Data entries
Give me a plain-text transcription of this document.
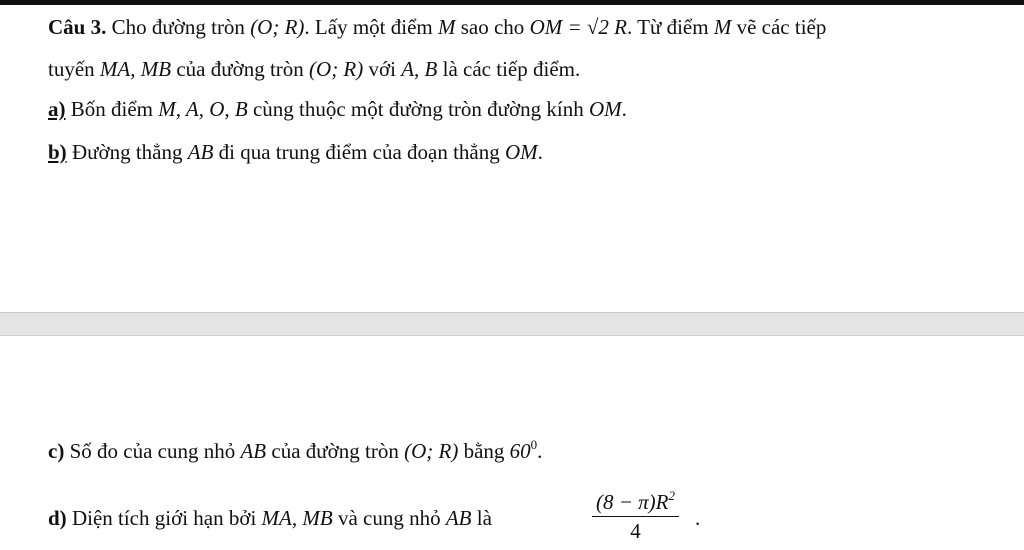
Câu 3. Cho đường tròn (O; R). Lấy một điểm M sao cho OM = √2 R. Từ điểm M vẽ các tiếp
tuyến MA, MB của đường tròn (O; R) với A, B là các tiếp điểm.
a) Bốn điểm M, A, O, B cùng thuộc một đường tròn đường kính OM.
b) Đường thẳng AB đi qua trung điểm của đoạn thẳng OM.
c) Số đo của cung nhỏ AB của đường tròn (O; R) bằng $60^0$.
d) Diện tích giới hạn bởi MA, MB và cung nhỏ AB là	$\frac{(8 - \pi)R^2}{4}$ .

_What is required_
Pictures in the records above are left out; print everything else exactly as written.

_Answer to the problem_
Give me a plain-text transcription of this document.
Câu 3. Cho đường tròn (O; R). Lấy một điểm M sao cho OM = √2 R. Từ điểm M vẽ các tiếp
tuyến MA, MB của đường tròn (O; R) với A, B là các tiếp điểm.
a) Bốn điểm M, A, O, B cùng thuộc một đường tròn đường kính OM.
b) Đường thẳng AB đi qua trung điểm của đoạn thẳng OM.
c) Số đo của cung nhỏ AB của đường tròn (O; R) bằng $60^0$.
d) Diện tích giới hạn bởi MA, MB và cung nhỏ AB là	$\frac{(8 - \pi)R^2}{4}$ .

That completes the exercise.